— TASK DETAILS —
Pictures don't belong in the copy; print all the records exactly.

Chart and figure data:
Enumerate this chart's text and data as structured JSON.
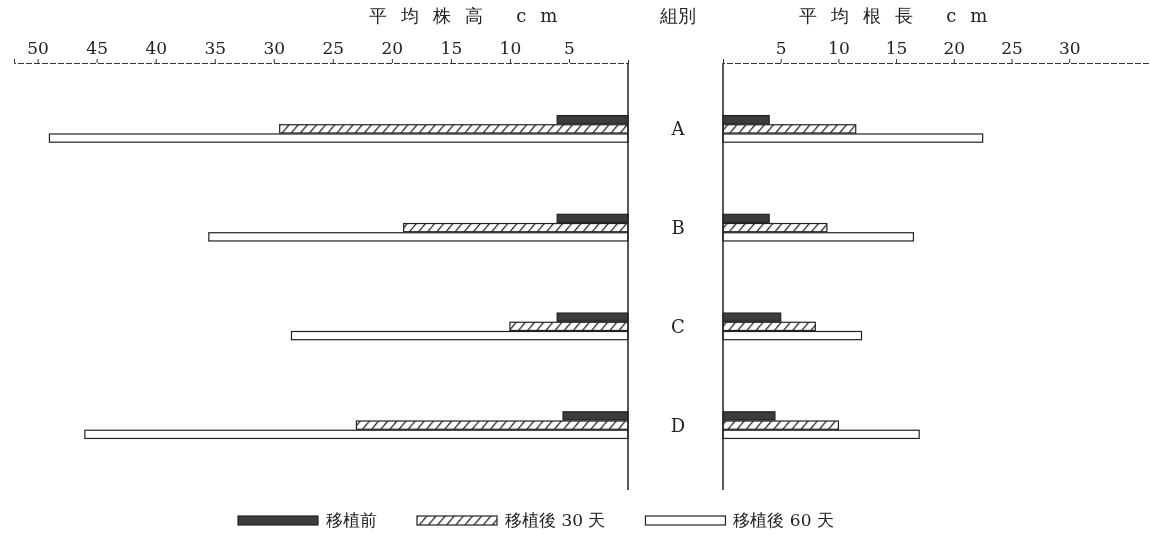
{
  "chart_data": [
    {
      "type": "bar",
      "orientation": "horizontal",
      "xlabel": "平均株高 cm",
      "ylabel": "組別",
      "categories": [
        "A",
        "B",
        "C",
        "D"
      ],
      "xlim": [
        52,
        0
      ],
      "xticks": [
        50,
        45,
        40,
        35,
        30,
        25,
        20,
        15,
        10,
        5
      ],
      "legend": "bottom",
      "series": [
        {
          "name": "移植前",
          "color": "#3c3c3c",
          "values": [
            6,
            6,
            6,
            5.5
          ]
        },
        {
          "name": "移植後 30 天",
          "color": "#222222",
          "values": [
            29.5,
            19,
            10,
            23
          ]
        },
        {
          "name": "移植後 60 天",
          "color": "#ffffff",
          "values": [
            49,
            35.5,
            28.5,
            46
          ]
        }
      ]
    },
    {
      "type": "bar",
      "orientation": "horizontal",
      "xlabel": "平均根長 cm",
      "categories": [
        null,
        null,
        null,
        null
      ],
      "xlim": [
        0,
        37
      ],
      "xticks": [
        5,
        10,
        15,
        20,
        25,
        30
      ],
      "tick_labels": "x",
      "series": [
        {
          "color": "#3c3c3c",
          "values": [
            4,
            4,
            5,
            4.5
          ]
        },
        {
          "color": "#222222",
          "values": [
            11.5,
            9,
            8,
            10
          ]
        },
        {
          "color": "#ffffff",
          "values": [
            22.5,
            16.5,
            12,
            17
          ]
        }
      ]
    }
  ]
}
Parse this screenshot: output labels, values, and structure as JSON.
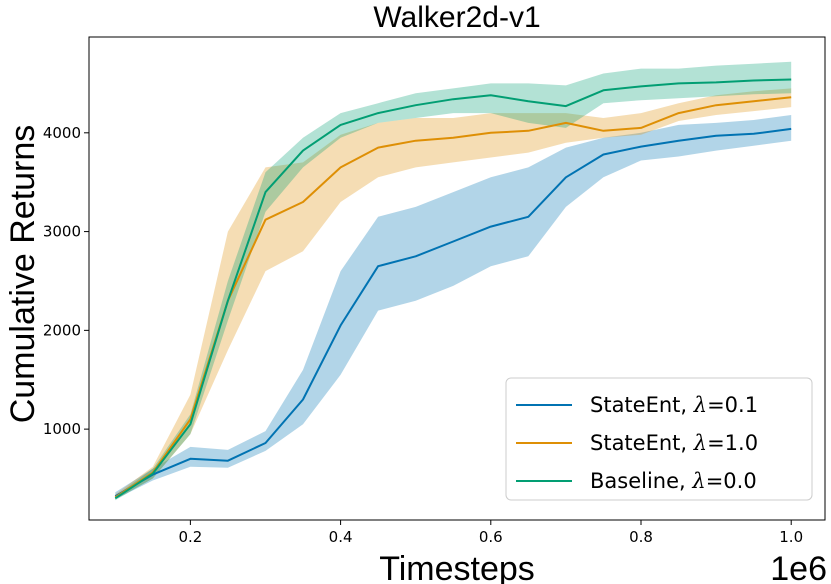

— RESPONSE TO THE TASK —
Enumerate this chart's text and data as structured JSON.
{
  "chart_data": [
    {
      "type": "bar",
      "orientation": "horizontal",
      "xlabel": "平均株高 cm",
      "ylabel": "組別",
      "categories": [
        "A",
        "B",
        "C",
        "D"
      ],
      "xlim": [
        52,
        0
      ],
      "xticks": [
        50,
        45,
        40,
        35,
        30,
        25,
        20,
        15,
        10,
        5
      ],
      "legend": "bottom",
      "series": [
        {
          "name": "移植前",
          "color": "#3c3c3c",
          "values": [
            6,
            6,
            6,
            5.5
          ]
        },
        {
          "name": "移植後 30 天",
          "color": "#222222",
          "values": [
            29.5,
            19,
            10,
            23
          ]
        },
        {
          "name": "移植後 60 天",
          "color": "#ffffff",
          "values": [
            49,
            35.5,
            28.5,
            46
          ]
        }
      ]
    },
    {
      "type": "bar",
      "orientation": "horizontal",
      "xlabel": "平均根長 cm",
      "categories": [
        null,
        null,
        null,
        null
      ],
      "xlim": [
        0,
        37
      ],
      "xticks": [
        5,
        10,
        15,
        20,
        25,
        30
      ],
      "tick_labels": "x",
      "series": [
        {
          "color": "#3c3c3c",
          "values": [
            4,
            4,
            5,
            4.5
          ]
        },
        {
          "color": "#222222",
          "values": [
            11.5,
            9,
            8,
            10
          ]
        },
        {
          "color": "#ffffff",
          "values": [
            22.5,
            16.5,
            12,
            17
          ]
        }
      ]
    }
  ]
}
Parse this screenshot: output labels, values, and structure as JSON.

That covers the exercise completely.